Report how many lines contain "Domino"; state the number and nothing else.

────────────────────────────────────────

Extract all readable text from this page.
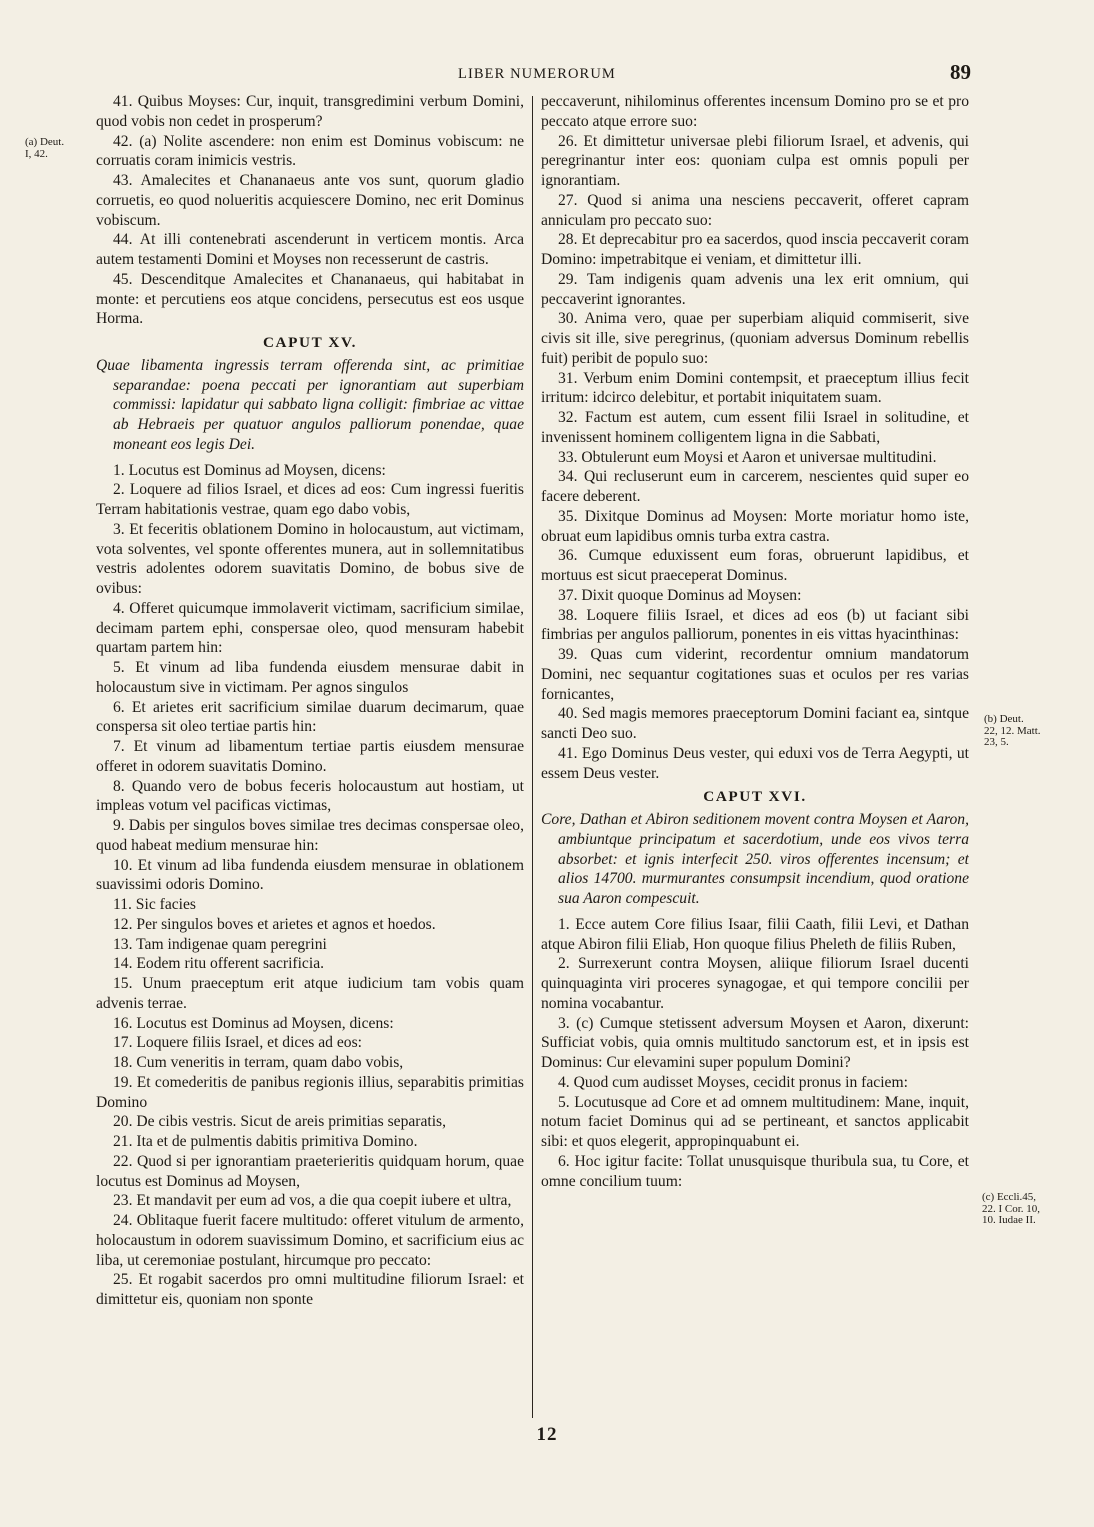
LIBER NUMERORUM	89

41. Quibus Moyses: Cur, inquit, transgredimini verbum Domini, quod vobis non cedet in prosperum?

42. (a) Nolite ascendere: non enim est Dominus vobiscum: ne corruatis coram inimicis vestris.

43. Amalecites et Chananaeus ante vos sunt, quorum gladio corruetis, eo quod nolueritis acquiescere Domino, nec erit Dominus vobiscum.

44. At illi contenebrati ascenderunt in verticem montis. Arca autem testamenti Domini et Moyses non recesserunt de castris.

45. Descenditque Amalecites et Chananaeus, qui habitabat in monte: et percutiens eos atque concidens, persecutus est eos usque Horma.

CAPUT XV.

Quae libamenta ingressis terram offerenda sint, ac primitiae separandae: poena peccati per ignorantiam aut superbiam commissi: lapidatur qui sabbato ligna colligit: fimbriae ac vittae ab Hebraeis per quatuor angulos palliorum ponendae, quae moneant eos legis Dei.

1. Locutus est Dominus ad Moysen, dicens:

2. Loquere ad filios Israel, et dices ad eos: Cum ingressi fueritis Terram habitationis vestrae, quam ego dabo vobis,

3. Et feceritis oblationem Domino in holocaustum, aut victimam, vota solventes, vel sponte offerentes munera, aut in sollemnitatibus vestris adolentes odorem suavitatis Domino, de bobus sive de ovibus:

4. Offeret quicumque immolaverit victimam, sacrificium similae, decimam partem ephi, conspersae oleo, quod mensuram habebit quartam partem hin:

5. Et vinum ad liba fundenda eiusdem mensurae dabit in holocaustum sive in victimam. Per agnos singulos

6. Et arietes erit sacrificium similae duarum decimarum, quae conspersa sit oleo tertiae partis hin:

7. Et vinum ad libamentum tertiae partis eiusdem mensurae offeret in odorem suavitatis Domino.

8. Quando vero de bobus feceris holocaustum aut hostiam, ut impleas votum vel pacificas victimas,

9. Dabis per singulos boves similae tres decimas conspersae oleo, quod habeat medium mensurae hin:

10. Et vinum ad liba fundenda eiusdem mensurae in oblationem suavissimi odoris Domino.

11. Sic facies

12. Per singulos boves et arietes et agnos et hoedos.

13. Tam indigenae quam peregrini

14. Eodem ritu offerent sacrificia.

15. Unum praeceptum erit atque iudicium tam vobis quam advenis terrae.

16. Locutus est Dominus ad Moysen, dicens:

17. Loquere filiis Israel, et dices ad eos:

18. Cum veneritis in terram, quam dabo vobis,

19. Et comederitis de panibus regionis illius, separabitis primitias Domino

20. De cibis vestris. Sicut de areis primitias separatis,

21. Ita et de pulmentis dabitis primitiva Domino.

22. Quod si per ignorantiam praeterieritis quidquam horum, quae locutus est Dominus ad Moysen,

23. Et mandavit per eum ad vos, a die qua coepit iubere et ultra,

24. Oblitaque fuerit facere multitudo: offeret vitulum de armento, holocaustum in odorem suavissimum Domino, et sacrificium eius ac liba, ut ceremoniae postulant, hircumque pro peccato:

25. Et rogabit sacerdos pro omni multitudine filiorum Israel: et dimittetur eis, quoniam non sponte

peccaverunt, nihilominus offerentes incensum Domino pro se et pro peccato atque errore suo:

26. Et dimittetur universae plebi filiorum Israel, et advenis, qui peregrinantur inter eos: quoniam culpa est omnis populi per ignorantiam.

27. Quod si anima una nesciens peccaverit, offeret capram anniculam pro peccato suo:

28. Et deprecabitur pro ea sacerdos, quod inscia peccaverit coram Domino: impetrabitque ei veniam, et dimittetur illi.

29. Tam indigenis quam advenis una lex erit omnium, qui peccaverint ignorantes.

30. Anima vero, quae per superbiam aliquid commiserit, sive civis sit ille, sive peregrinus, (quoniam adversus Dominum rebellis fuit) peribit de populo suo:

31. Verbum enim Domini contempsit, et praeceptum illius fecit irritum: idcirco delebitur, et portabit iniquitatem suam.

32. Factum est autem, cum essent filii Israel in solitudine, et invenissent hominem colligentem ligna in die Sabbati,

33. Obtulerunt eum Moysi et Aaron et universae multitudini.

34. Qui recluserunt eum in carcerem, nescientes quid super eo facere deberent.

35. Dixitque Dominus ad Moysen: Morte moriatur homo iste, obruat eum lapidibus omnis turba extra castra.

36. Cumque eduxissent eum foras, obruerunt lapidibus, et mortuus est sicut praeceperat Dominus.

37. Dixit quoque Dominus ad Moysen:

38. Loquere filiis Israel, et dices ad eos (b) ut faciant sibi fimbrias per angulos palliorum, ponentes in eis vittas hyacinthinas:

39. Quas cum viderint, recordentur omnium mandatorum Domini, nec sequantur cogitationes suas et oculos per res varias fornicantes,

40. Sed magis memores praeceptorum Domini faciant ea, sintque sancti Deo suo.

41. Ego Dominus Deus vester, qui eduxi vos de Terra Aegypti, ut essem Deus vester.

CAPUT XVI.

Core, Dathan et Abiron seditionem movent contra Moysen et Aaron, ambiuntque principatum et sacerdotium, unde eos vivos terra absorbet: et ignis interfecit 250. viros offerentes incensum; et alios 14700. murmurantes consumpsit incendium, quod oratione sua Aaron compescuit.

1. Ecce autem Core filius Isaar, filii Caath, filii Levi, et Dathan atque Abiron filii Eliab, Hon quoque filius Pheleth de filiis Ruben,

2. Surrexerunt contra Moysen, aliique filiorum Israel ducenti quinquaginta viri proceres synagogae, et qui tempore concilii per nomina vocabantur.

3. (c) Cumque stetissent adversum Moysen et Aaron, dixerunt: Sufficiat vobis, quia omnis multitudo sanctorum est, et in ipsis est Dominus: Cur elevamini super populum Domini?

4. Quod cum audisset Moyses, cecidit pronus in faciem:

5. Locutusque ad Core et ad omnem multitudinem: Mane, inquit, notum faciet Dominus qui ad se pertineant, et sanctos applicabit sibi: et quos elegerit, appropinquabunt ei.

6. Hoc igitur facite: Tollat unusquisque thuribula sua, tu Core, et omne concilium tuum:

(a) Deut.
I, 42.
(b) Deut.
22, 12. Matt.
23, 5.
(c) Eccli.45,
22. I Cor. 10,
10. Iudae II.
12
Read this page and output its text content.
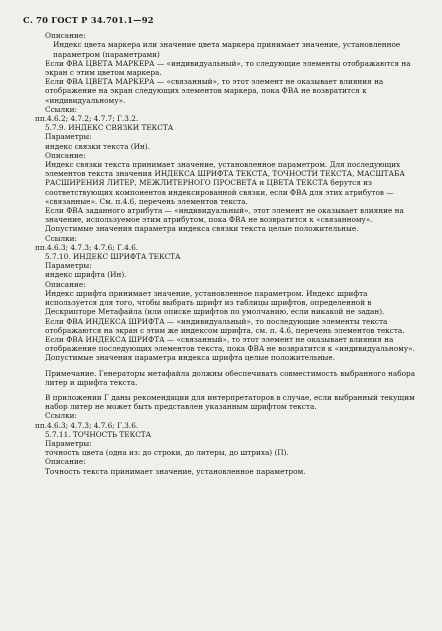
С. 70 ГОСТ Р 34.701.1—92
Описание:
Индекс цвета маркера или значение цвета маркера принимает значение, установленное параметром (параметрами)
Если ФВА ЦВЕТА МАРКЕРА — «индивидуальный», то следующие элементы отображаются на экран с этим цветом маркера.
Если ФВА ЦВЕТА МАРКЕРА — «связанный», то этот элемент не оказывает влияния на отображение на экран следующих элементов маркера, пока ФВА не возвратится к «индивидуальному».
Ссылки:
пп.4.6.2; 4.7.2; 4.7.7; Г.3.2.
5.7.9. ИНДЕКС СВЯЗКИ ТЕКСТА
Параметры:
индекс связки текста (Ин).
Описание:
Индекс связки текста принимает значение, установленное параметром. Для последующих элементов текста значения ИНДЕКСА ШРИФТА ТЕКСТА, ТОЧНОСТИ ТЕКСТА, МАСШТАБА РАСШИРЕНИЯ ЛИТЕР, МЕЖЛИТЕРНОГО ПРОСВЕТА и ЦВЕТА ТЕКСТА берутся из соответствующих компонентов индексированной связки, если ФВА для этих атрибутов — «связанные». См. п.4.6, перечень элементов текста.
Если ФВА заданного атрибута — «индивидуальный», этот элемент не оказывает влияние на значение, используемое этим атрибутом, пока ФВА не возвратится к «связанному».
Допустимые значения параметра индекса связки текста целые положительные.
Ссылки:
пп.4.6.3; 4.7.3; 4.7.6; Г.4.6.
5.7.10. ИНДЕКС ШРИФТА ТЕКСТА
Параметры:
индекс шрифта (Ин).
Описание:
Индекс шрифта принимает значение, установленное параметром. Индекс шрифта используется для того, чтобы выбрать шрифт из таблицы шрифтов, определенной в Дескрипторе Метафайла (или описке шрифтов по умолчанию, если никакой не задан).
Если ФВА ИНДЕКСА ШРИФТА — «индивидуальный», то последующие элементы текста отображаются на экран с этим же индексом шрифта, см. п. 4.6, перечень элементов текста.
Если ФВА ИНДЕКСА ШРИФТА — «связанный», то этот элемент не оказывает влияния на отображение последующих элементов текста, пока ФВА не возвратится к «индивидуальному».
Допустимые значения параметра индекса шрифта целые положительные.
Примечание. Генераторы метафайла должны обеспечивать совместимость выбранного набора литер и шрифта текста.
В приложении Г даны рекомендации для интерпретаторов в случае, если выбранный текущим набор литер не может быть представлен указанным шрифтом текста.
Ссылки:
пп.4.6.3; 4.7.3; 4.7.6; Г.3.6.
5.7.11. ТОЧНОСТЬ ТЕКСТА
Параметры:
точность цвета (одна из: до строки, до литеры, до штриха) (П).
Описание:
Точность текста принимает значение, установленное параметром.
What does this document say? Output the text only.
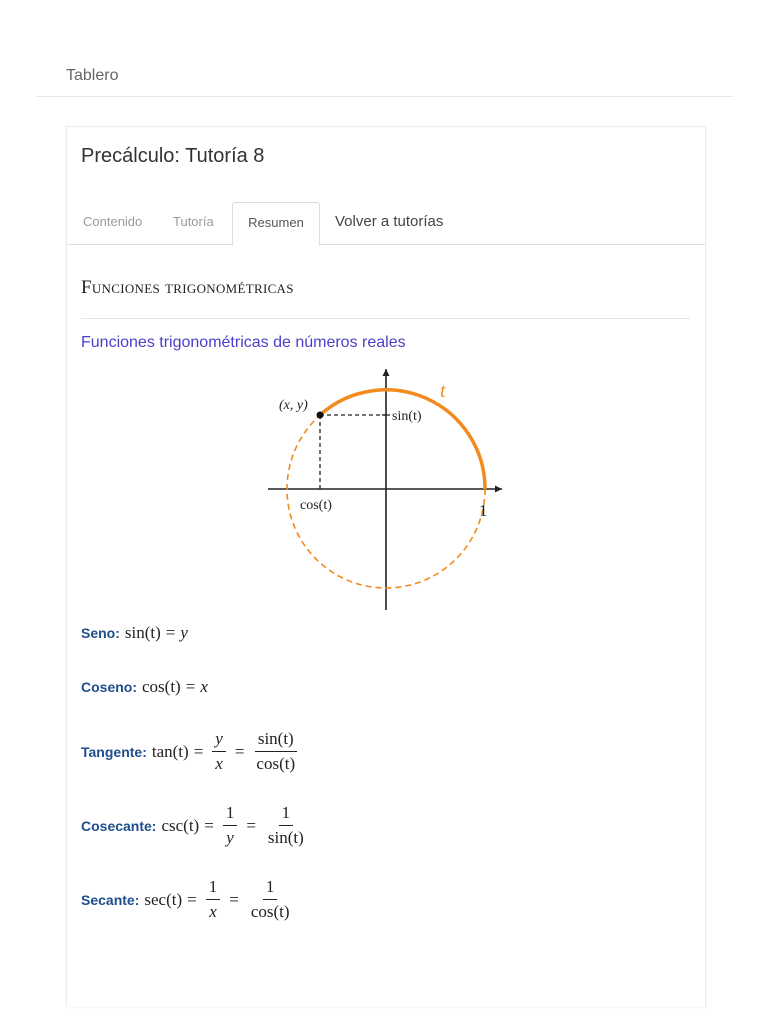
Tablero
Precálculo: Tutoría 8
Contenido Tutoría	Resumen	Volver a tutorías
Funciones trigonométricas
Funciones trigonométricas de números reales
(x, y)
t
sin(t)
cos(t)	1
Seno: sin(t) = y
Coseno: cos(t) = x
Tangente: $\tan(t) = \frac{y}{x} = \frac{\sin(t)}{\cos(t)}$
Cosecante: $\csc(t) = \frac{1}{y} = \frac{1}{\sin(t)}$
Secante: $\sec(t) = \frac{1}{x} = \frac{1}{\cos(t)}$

────────────────────────────────────────

Output for this task:
9